TASK DIRECTIONS: Skip the pictures. Repeat everything else in the records word for word.

RECORDS FOR THE TASK:

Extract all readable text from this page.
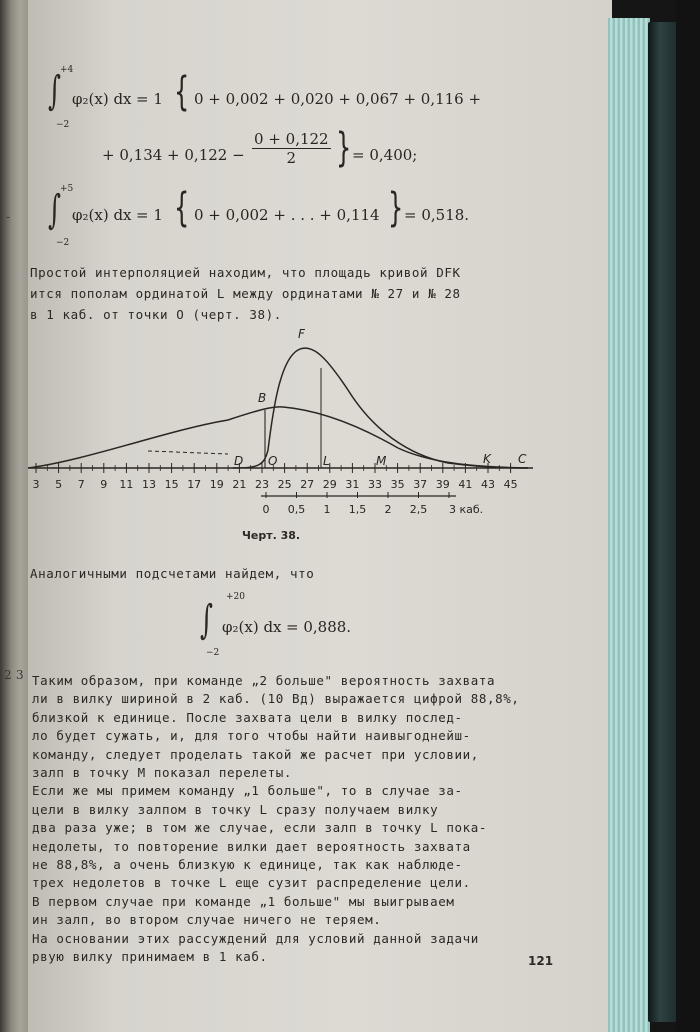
2 3
-
+4
∫
−2
φ₂(x) dx = 1 { 0 + 0,002 + 0,020 + 0,067 + 0,116 +
+ $0,134 + 0,122 - \frac{0 + 0,122}{2}$ } = 0,400;
+5
∫
−2
φ₂(x) dx = 1 { 0 + 0,002 + . . . + 0,114 } = 0,518.
Простой интерполяцией находим, что площадь кривой DFK
ится пополам ординатой L между ординатами № 27 и № 28
в 1 каб. от точки O (черт. 38).
3 5 7 9 11 13 15 17 19 21 23 25 27 29 31 33 35 37 39 41 43 45
0 0,5 1 1,5 2 2,5 3 каб.
F
B
D O	L	M	K C
Черт. 38.
Аналогичными подсчетами найдем, что
+20
∫
−2
φ₂(x) dx = 0,888.
Таким образом, при команде „2 больше" вероятность захвата
ли в вилку шириной в 2 каб. (10 Вд) выражается цифрой 88,8%,
близкой к единице. После захвата цели в вилку послед-
ло будет сужать, и, для того чтобы найти наивыгоднейш-
команду, следует проделать такой же расчет при условии,
залп в точку M показал перелеты.
Если же мы примем команду „1 больше", то в случае за-
цели в вилку залпом в точку L сразу получаем вилку
два раза уже; в том же случае, если залп в точку L пока-
недолеты, то повторение вилки дает вероятность захвата
не 88,8%, а очень близкую к единице, так как наблюде-
трех недолетов в точке L еще сузит распределение цели.
В первом случае при команде „1 больше" мы выигрываем
ин залп, во втором случае ничего не теряем.
На основании этих рассуждений для условий данной задачи
рвую вилку принимаем в 1 каб.	121
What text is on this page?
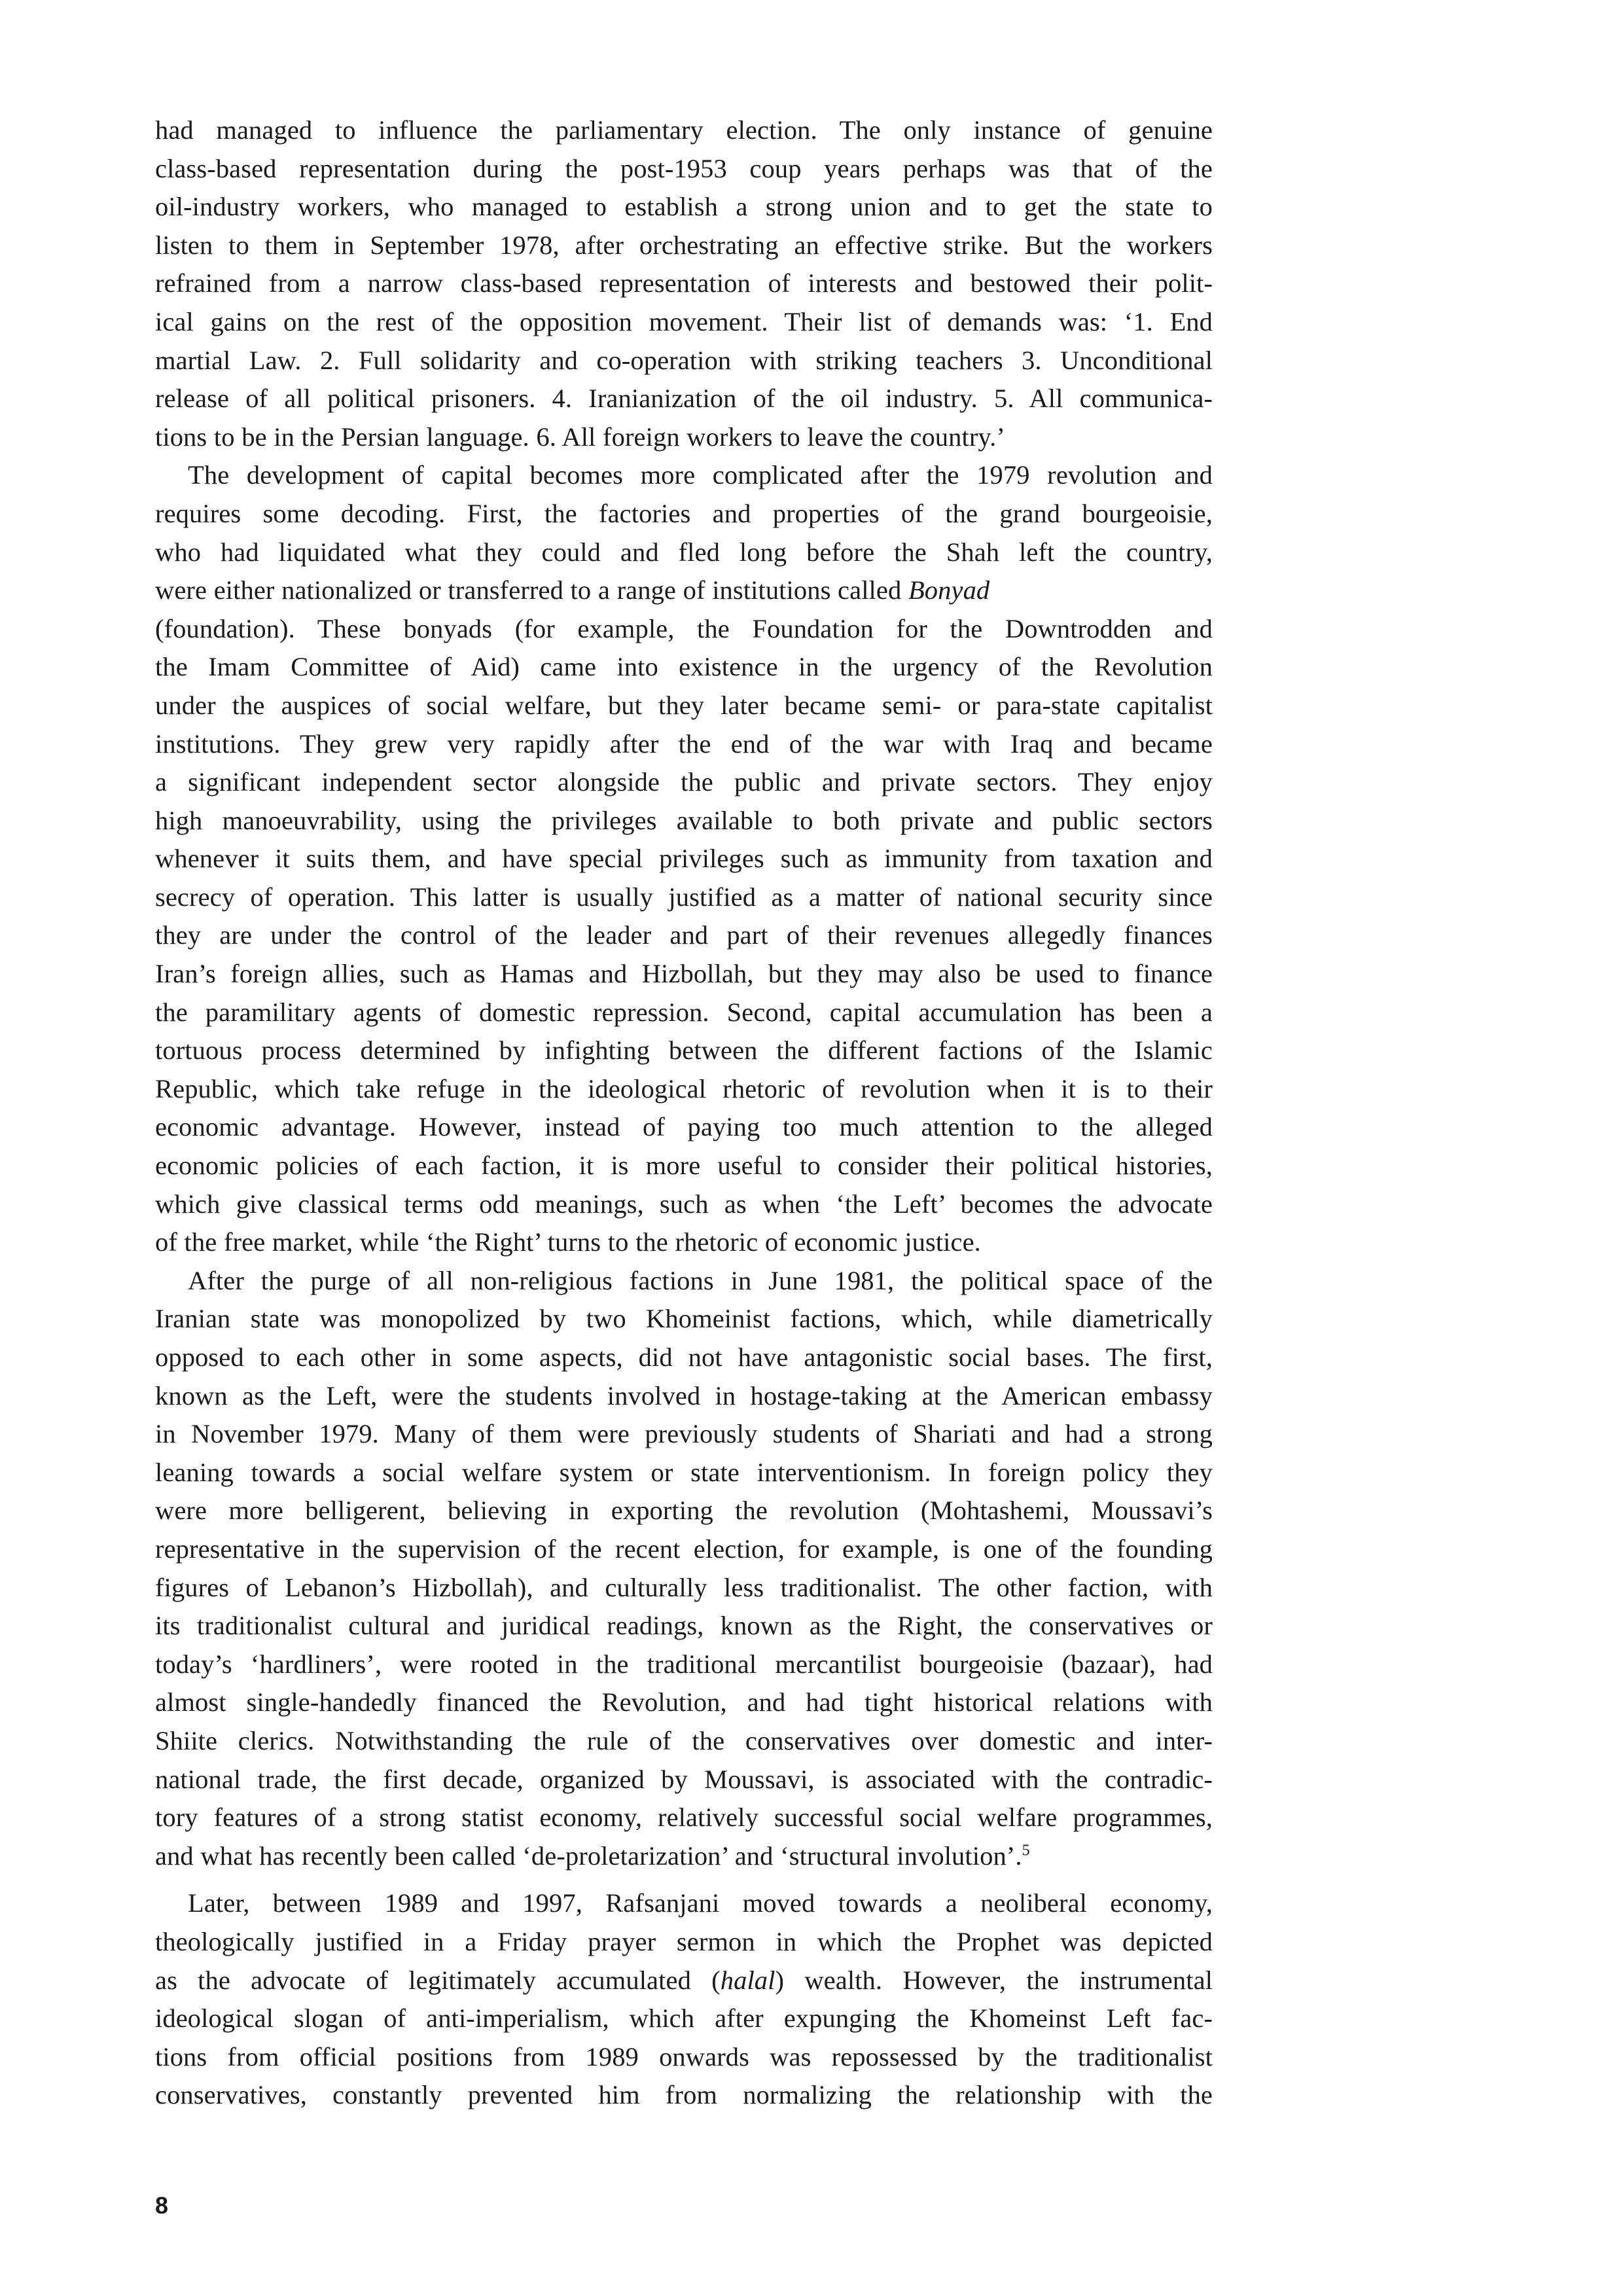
had managed to influence the parliamentary election. The only instance of genuine
class-based representation during the post-1953 coup years perhaps was that of the
oil-industry workers, who managed to establish a strong union and to get the state to
listen to them in September 1978, after orchestrating an effective strike. But the workers
refrained from a narrow class-based representation of interests and bestowed their polit-
ical gains on the rest of the opposition movement. Their list of demands was: ‘1. End
martial Law. 2. Full solidarity and co-operation with striking teachers 3. Unconditional
release of all political prisoners. 4. Iranianization of the oil industry. 5. All communica-
tions to be in the Persian language. 6. All foreign workers to leave the country.’
The development of capital becomes more complicated after the 1979 revolution and
requires some decoding. First, the factories and properties of the grand bourgeoisie,
who had liquidated what they could and fled long before the Shah left the country,
were either nationalized or transferred to a range of institutions called Bonyad
(foundation). These bonyads (for example, the Foundation for the Downtrodden and
the Imam Committee of Aid) came into existence in the urgency of the Revolution
under the auspices of social welfare, but they later became semi- or para-state capitalist
institutions. They grew very rapidly after the end of the war with Iraq and became
a significant independent sector alongside the public and private sectors. They enjoy
high manoeuvrability, using the privileges available to both private and public sectors
whenever it suits them, and have special privileges such as immunity from taxation and
secrecy of operation. This latter is usually justified as a matter of national security since
they are under the control of the leader and part of their revenues allegedly finances
Iran’s foreign allies, such as Hamas and Hizbollah, but they may also be used to finance
the paramilitary agents of domestic repression. Second, capital accumulation has been a
tortuous process determined by infighting between the different factions of the Islamic
Republic, which take refuge in the ideological rhetoric of revolution when it is to their
economic advantage. However, instead of paying too much attention to the alleged
economic policies of each faction, it is more useful to consider their political histories,
which give classical terms odd meanings, such as when ‘the Left’ becomes the advocate
of the free market, while ‘the Right’ turns to the rhetoric of economic justice.
After the purge of all non-religious factions in June 1981, the political space of the
Iranian state was monopolized by two Khomeinist factions, which, while diametrically
opposed to each other in some aspects, did not have antagonistic social bases. The first,
known as the Left, were the students involved in hostage-taking at the American embassy
in November 1979. Many of them were previously students of Shariati and had a strong
leaning towards a social welfare system or state interventionism. In foreign policy they
were more belligerent, believing in exporting the revolution (Mohtashemi, Moussavi’s
representative in the supervision of the recent election, for example, is one of the founding
figures of Lebanon’s Hizbollah), and culturally less traditionalist. The other faction, with
its traditionalist cultural and juridical readings, known as the Right, the conservatives or
today’s ‘hardliners’, were rooted in the traditional mercantilist bourgeoisie (bazaar), had
almost single-handedly financed the Revolution, and had tight historical relations with
Shiite clerics. Notwithstanding the rule of the conservatives over domestic and inter-
national trade, the first decade, organized by Moussavi, is associated with the contradic-
tory features of a strong statist economy, relatively successful social welfare programmes,
and what has recently been called ‘de-proletarization’ and ‘structural involution’.$^5$
Later, between 1989 and 1997, Rafsanjani moved towards a neoliberal economy,
theologically justified in a Friday prayer sermon in which the Prophet was depicted
as the advocate of legitimately accumulated (halal) wealth. However, the instrumental
ideological slogan of anti-imperialism, which after expunging the Khomeinst Left fac-
tions from official positions from 1989 onwards was repossessed by the traditionalist
conservatives, constantly prevented him from normalizing the relationship with the
8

EXPECTED OUTPUT:
Extract all readable text from this page.
2 3
-
+4
∫
−2
φ₂(x) dx = 1 { 0 + 0,002 + 0,020 + 0,067 + 0,116 +
+ $0,134 + 0,122 - \frac{0 + 0,122}{2}$ } = 0,400;
+5
∫
−2
φ₂(x) dx = 1 { 0 + 0,002 + . . . + 0,114 } = 0,518.
Простой интерполяцией находим, что площадь кривой DFK
ится пополам ординатой L между ординатами № 27 и № 28
в 1 каб. от точки O (черт. 38).
3 5 7 9 11 13 15 17 19 21 23 25 27 29 31 33 35 37 39 41 43 45
0 0,5 1 1,5 2 2,5 3 каб.
F
B
D O	L	M	K C
Черт. 38.
Аналогичными подсчетами найдем, что
+20
∫
−2
φ₂(x) dx = 0,888.
Таким образом, при команде „2 больше" вероятность захвата
ли в вилку шириной в 2 каб. (10 Вд) выражается цифрой 88,8%,
близкой к единице. После захвата цели в вилку послед-
ло будет сужать, и, для того чтобы найти наивыгоднейш-
команду, следует проделать такой же расчет при условии,
залп в точку M показал перелеты.
Если же мы примем команду „1 больше", то в случае за-
цели в вилку залпом в точку L сразу получаем вилку
два раза уже; в том же случае, если залп в точку L пока-
недолеты, то повторение вилки дает вероятность захвата
не 88,8%, а очень близкую к единице, так как наблюде-
трех недолетов в точке L еще сузит распределение цели.
В первом случае при команде „1 больше" мы выигрываем
ин залп, во втором случае ничего не теряем.
На основании этих рассуждений для условий данной задачи
рвую вилку принимаем в 1 каб.	121
What text is on this page?
had managed to influence the parliamentary election. The only instance of genuine
class-based representation during the post-1953 coup years perhaps was that of the
oil-industry workers, who managed to establish a strong union and to get the state to
listen to them in September 1978, after orchestrating an effective strike. But the workers
refrained from a narrow class-based representation of interests and bestowed their polit-
ical gains on the rest of the opposition movement. Their list of demands was: ‘1. End
martial Law. 2. Full solidarity and co-operation with striking teachers 3. Unconditional
release of all political prisoners. 4. Iranianization of the oil industry. 5. All communica-
tions to be in the Persian language. 6. All foreign workers to leave the country.’
The development of capital becomes more complicated after the 1979 revolution and
requires some decoding. First, the factories and properties of the grand bourgeoisie,
who had liquidated what they could and fled long before the Shah left the country,
were either nationalized or transferred to a range of institutions called Bonyad
(foundation). These bonyads (for example, the Foundation for the Downtrodden and
the Imam Committee of Aid) came into existence in the urgency of the Revolution
under the auspices of social welfare, but they later became semi- or para-state capitalist
institutions. They grew very rapidly after the end of the war with Iraq and became
a significant independent sector alongside the public and private sectors. They enjoy
high manoeuvrability, using the privileges available to both private and public sectors
whenever it suits them, and have special privileges such as immunity from taxation and
secrecy of operation. This latter is usually justified as a matter of national security since
they are under the control of the leader and part of their revenues allegedly finances
Iran’s foreign allies, such as Hamas and Hizbollah, but they may also be used to finance
the paramilitary agents of domestic repression. Second, capital accumulation has been a
tortuous process determined by infighting between the different factions of the Islamic
Republic, which take refuge in the ideological rhetoric of revolution when it is to their
economic advantage. However, instead of paying too much attention to the alleged
economic policies of each faction, it is more useful to consider their political histories,
which give classical terms odd meanings, such as when ‘the Left’ becomes the advocate
of the free market, while ‘the Right’ turns to the rhetoric of economic justice.
After the purge of all non-religious factions in June 1981, the political space of the
Iranian state was monopolized by two Khomeinist factions, which, while diametrically
opposed to each other in some aspects, did not have antagonistic social bases. The first,
known as the Left, were the students involved in hostage-taking at the American embassy
in November 1979. Many of them were previously students of Shariati and had a strong
leaning towards a social welfare system or state interventionism. In foreign policy they
were more belligerent, believing in exporting the revolution (Mohtashemi, Moussavi’s
representative in the supervision of the recent election, for example, is one of the founding
figures of Lebanon’s Hizbollah), and culturally less traditionalist. The other faction, with
its traditionalist cultural and juridical readings, known as the Right, the conservatives or
today’s ‘hardliners’, were rooted in the traditional mercantilist bourgeoisie (bazaar), had
almost single-handedly financed the Revolution, and had tight historical relations with
Shiite clerics. Notwithstanding the rule of the conservatives over domestic and inter-
national trade, the first decade, organized by Moussavi, is associated with the contradic-
tory features of a strong statist economy, relatively successful social welfare programmes,
and what has recently been called ‘de-proletarization’ and ‘structural involution’.$^5$
Later, between 1989 and 1997, Rafsanjani moved towards a neoliberal economy,
theologically justified in a Friday prayer sermon in which the Prophet was depicted
as the advocate of legitimately accumulated (halal) wealth. However, the instrumental
ideological slogan of anti-imperialism, which after expunging the Khomeinst Left fac-
tions from official positions from 1989 onwards was repossessed by the traditionalist
conservatives, constantly prevented him from normalizing the relationship with the
8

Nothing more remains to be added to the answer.